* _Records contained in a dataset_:
------------------------------------------------------------

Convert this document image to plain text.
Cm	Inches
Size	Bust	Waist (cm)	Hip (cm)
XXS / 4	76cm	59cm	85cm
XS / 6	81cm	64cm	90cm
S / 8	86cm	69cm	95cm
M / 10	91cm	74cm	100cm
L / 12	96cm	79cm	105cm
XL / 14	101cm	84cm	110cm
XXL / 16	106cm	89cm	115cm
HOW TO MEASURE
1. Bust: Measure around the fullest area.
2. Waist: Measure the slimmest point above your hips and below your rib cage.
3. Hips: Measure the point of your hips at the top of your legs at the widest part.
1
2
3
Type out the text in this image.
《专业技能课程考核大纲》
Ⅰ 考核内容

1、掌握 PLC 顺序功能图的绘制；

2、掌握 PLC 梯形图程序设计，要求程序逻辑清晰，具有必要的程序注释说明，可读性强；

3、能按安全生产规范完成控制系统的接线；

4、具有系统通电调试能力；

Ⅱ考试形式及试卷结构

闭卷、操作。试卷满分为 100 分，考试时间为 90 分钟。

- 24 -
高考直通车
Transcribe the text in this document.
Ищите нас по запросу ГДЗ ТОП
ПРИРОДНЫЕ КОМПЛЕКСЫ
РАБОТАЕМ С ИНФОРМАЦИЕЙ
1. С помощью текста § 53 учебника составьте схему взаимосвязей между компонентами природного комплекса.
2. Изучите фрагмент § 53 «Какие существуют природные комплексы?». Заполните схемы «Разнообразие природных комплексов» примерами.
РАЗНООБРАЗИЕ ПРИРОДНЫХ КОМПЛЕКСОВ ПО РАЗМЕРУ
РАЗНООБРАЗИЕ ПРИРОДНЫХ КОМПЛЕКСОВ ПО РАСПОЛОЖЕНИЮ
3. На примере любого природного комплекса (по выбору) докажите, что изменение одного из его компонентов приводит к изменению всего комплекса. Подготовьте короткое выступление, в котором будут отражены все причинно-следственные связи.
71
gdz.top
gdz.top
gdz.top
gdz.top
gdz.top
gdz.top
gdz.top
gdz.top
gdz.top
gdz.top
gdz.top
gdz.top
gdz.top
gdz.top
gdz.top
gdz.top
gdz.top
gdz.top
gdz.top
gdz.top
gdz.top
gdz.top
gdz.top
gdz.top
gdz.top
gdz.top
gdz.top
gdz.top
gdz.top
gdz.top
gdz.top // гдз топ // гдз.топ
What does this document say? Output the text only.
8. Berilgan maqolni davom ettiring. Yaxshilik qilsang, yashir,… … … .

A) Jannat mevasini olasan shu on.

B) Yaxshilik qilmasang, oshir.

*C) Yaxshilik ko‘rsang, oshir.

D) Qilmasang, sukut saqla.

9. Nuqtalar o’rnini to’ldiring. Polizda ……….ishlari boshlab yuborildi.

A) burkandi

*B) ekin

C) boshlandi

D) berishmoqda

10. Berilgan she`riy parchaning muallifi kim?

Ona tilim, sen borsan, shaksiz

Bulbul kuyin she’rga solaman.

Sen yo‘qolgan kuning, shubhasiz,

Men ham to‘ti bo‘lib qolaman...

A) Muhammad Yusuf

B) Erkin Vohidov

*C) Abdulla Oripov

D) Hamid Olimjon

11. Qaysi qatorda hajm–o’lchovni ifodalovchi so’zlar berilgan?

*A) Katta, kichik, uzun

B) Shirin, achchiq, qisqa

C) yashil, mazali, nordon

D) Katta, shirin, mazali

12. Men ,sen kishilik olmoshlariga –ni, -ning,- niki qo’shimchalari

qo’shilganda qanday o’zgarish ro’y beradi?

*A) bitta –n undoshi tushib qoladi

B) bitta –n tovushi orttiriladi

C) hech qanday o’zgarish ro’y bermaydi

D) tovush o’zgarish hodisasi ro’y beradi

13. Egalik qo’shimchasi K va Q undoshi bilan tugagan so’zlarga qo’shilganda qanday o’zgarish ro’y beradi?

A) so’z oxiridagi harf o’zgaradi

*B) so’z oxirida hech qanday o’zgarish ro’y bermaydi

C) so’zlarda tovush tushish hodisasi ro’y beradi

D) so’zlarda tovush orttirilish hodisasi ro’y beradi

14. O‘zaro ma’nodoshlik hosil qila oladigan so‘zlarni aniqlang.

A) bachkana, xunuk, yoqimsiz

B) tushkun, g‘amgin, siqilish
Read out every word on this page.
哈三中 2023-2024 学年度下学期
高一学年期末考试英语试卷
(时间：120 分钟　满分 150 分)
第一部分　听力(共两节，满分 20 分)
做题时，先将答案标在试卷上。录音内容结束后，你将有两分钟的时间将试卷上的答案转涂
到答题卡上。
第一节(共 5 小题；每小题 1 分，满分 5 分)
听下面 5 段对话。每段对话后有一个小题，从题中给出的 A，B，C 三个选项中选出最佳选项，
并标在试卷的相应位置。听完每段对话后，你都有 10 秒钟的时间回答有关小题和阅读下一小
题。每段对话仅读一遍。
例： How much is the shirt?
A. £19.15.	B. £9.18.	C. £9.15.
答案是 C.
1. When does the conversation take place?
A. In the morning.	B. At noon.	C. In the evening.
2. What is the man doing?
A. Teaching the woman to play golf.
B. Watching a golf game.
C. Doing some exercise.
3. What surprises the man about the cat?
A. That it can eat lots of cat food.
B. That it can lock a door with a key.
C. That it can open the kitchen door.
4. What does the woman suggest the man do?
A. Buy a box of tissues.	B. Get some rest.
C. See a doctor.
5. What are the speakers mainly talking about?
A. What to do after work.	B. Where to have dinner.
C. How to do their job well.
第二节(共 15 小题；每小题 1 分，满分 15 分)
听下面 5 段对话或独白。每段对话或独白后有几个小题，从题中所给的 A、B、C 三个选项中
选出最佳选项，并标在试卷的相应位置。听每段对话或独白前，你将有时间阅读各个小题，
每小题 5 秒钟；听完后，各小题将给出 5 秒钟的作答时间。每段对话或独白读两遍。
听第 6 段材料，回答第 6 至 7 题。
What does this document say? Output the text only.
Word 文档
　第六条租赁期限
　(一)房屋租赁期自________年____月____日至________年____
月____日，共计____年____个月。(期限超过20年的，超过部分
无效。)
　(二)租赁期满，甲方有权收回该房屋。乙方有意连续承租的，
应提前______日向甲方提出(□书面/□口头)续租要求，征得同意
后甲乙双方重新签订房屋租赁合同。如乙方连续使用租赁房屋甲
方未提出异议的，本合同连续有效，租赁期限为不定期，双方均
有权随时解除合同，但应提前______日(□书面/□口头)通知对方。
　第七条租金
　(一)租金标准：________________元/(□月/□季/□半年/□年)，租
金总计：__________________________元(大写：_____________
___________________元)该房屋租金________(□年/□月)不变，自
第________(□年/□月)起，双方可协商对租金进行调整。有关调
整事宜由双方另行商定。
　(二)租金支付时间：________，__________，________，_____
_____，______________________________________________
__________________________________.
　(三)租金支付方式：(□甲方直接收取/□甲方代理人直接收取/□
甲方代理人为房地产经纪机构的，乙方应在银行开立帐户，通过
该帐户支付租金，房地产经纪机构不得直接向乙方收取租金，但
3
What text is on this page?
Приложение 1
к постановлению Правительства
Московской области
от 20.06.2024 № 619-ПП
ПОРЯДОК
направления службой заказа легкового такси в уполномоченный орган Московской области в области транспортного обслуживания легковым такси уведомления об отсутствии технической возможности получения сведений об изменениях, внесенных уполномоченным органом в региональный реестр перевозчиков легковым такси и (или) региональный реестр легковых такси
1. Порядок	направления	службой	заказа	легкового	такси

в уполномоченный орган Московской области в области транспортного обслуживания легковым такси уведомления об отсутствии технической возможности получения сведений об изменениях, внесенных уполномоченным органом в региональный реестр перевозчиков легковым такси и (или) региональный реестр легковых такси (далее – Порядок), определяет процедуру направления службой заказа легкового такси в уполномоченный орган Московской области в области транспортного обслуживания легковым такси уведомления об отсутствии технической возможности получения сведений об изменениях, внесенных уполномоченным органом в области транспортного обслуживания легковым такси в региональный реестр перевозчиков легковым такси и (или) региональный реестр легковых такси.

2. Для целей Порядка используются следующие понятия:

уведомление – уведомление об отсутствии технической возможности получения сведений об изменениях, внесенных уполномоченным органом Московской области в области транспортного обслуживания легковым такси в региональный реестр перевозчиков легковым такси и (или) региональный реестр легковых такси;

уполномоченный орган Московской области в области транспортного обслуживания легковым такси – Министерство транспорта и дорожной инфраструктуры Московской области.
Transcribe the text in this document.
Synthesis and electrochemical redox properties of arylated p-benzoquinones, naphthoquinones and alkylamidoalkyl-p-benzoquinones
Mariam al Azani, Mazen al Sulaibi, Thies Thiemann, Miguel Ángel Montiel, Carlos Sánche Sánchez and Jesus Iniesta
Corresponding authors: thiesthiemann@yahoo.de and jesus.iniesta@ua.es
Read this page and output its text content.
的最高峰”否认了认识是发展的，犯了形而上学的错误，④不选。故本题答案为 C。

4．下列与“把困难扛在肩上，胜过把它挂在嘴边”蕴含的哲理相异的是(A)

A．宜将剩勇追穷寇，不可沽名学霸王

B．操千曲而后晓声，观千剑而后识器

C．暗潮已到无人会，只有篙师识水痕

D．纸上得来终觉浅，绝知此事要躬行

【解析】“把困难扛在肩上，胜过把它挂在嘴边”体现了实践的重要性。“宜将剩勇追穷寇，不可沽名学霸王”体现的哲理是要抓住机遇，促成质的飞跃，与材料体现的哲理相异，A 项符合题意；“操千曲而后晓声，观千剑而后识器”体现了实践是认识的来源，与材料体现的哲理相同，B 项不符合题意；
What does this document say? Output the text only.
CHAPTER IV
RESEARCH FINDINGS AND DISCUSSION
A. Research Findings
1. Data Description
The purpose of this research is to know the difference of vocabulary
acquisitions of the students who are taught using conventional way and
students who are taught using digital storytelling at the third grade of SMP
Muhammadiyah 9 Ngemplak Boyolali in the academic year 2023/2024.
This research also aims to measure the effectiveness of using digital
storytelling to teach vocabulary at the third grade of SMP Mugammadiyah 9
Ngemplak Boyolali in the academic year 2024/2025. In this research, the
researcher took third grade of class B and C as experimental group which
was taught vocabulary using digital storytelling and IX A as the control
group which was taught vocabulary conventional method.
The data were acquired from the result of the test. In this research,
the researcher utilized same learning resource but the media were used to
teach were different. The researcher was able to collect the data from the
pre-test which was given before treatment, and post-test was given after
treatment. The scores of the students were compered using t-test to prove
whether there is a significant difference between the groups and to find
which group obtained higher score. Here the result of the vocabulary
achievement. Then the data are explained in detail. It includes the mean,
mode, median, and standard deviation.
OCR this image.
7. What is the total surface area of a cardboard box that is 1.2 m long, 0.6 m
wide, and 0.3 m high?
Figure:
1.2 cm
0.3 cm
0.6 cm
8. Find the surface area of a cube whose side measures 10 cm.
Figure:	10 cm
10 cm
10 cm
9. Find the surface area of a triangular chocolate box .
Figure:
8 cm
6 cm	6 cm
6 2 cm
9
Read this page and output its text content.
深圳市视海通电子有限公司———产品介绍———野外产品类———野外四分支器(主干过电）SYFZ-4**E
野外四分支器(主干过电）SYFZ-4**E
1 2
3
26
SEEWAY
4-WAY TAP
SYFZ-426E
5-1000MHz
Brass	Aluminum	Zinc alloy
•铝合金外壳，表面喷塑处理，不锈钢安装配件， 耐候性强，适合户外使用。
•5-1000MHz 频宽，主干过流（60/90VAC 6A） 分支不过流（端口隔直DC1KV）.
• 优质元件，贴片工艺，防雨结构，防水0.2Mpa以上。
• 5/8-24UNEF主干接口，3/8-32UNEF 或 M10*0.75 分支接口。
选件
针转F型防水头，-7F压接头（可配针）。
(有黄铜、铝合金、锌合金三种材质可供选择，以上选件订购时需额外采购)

------------------------------------------------------------

* _WHAT THE EXERCISE ASKS_: Track down every line holding the string "主干过电" and copy it.

* _IN RESPONSE_:
深圳市视海通电子有限公司———产品介绍———野外产品类———野外四分支器(主干过电）SYFZ-4**E
野外四分支器(主干过电）SYFZ-4**E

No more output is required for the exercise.